==== SUPPLIED ENTRIES
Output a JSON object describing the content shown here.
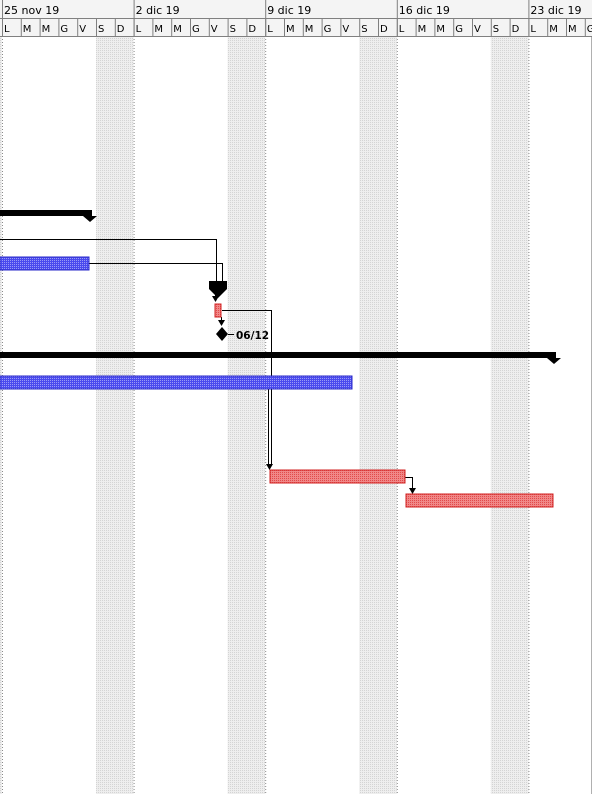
{
  "timescale": {
    "weeks": [
      {
        "label": "25 nov 19"
      },
      {
        "label": "2 dic 19"
      },
      {
        "label": "9 dic 19"
      },
      {
        "label": "16 dic 19"
      },
      {
        "label": "23 dic 19"
      }
    ],
    "day_letters": [
      "L",
      "M",
      "M",
      "G",
      "V",
      "S",
      "D"
    ]
  },
  "colors": {
    "summary": "#000000",
    "task": "#3a3ae6",
    "task_fill": "#6f6ff2",
    "critical": "#e03838",
    "critical_fill": "#f29a9a",
    "weekend_shade": "#e6e6e6",
    "grid_line": "#9a9a9a"
  },
  "tasks": [
    {
      "id": "summary-1",
      "kind": "summary",
      "start": "2019-11-22",
      "end": "2019-11-30"
    },
    {
      "id": "task-blue-1",
      "kind": "task",
      "start": "2019-11-22",
      "end": "2019-11-29"
    },
    {
      "id": "summary-2",
      "kind": "summary",
      "start": "2019-12-06",
      "end": "2019-12-06"
    },
    {
      "id": "task-red-1",
      "kind": "critical",
      "start": "2019-12-06",
      "end": "2019-12-06"
    },
    {
      "id": "milestone-1",
      "kind": "milestone",
      "start": "2019-12-06",
      "label": "06/12"
    },
    {
      "id": "summary-3",
      "kind": "summary",
      "start": "2019-11-22",
      "end": "2019-12-26"
    },
    {
      "id": "task-blue-2",
      "kind": "task",
      "start": "2019-11-22",
      "end": "2019-12-12"
    },
    {
      "id": "task-red-2",
      "kind": "critical",
      "start": "2019-12-09",
      "end": "2019-12-19"
    },
    {
      "id": "task-red-3",
      "kind": "critical",
      "start": "2019-12-16",
      "end": "2019-12-26"
    }
  ]
}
========
### YOUR GOAL
Write out again every line above exactly as given; the pictures do not belong in the copy.

### RESULT OF THE EXERCISE
Output a JSON object describing the content shown here.
{
  "timescale": {
    "weeks": [
      {
        "label": "25 nov 19"
      },
      {
        "label": "2 dic 19"
      },
      {
        "label": "9 dic 19"
      },
      {
        "label": "16 dic 19"
      },
      {
        "label": "23 dic 19"
      }
    ],
    "day_letters": [
      "L",
      "M",
      "M",
      "G",
      "V",
      "S",
      "D"
    ]
  },
  "colors": {
    "summary": "#000000",
    "task": "#3a3ae6",
    "task_fill": "#6f6ff2",
    "critical": "#e03838",
    "critical_fill": "#f29a9a",
    "weekend_shade": "#e6e6e6",
    "grid_line": "#9a9a9a"
  },
  "tasks": [
    {
      "id": "summary-1",
      "kind": "summary",
      "start": "2019-11-22",
      "end": "2019-11-30"
    },
    {
      "id": "task-blue-1",
      "kind": "task",
      "start": "2019-11-22",
      "end": "2019-11-29"
    },
    {
      "id": "summary-2",
      "kind": "summary",
      "start": "2019-12-06",
      "end": "2019-12-06"
    },
    {
      "id": "task-red-1",
      "kind": "critical",
      "start": "2019-12-06",
      "end": "2019-12-06"
    },
    {
      "id": "milestone-1",
      "kind": "milestone",
      "start": "2019-12-06",
      "label": "06/12"
    },
    {
      "id": "summary-3",
      "kind": "summary",
      "start": "2019-11-22",
      "end": "2019-12-26"
    },
    {
      "id": "task-blue-2",
      "kind": "task",
      "start": "2019-11-22",
      "end": "2019-12-12"
    },
    {
      "id": "task-red-2",
      "kind": "critical",
      "start": "2019-12-09",
      "end": "2019-12-19"
    },
    {
      "id": "task-red-3",
      "kind": "critical",
      "start": "2019-12-16",
      "end": "2019-12-26"
    }
  ]
}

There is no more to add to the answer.